◆ Collected data entries ◆
-=-=-=-=-

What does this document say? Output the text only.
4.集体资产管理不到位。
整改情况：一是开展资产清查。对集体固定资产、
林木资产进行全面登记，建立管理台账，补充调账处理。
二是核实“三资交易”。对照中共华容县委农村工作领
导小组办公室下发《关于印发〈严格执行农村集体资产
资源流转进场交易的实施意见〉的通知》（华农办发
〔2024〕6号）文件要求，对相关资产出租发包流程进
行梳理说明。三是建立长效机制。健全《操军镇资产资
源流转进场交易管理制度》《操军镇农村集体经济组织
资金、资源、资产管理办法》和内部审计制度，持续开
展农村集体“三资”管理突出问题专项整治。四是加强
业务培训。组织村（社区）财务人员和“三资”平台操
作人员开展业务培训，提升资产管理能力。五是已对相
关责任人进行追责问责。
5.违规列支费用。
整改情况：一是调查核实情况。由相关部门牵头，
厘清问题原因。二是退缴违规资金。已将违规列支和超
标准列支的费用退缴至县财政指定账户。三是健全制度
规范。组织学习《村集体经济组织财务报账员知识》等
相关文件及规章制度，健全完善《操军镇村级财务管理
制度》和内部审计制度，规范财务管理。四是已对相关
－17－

-=-=-=-=-

◆ Stated problem ◆
Can you restate every record above word for word?

◆ Solution below ◆
What does this document say? Output the text only.
4.集体资产管理不到位。
整改情况：一是开展资产清查。对集体固定资产、
林木资产进行全面登记，建立管理台账，补充调账处理。
二是核实“三资交易”。对照中共华容县委农村工作领
导小组办公室下发《关于印发〈严格执行农村集体资产
资源流转进场交易的实施意见〉的通知》（华农办发
〔2024〕6号）文件要求，对相关资产出租发包流程进
行梳理说明。三是建立长效机制。健全《操军镇资产资
源流转进场交易管理制度》《操军镇农村集体经济组织
资金、资源、资产管理办法》和内部审计制度，持续开
展农村集体“三资”管理突出问题专项整治。四是加强
业务培训。组织村（社区）财务人员和“三资”平台操
作人员开展业务培训，提升资产管理能力。五是已对相
关责任人进行追责问责。
5.违规列支费用。
整改情况：一是调查核实情况。由相关部门牵头，
厘清问题原因。二是退缴违规资金。已将违规列支和超
标准列支的费用退缴至县财政指定账户。三是健全制度
规范。组织学习《村集体经济组织财务报账员知识》等
相关文件及规章制度，健全完善《操军镇村级财务管理
制度》和内部审计制度，规范财务管理。四是已对相关
－17－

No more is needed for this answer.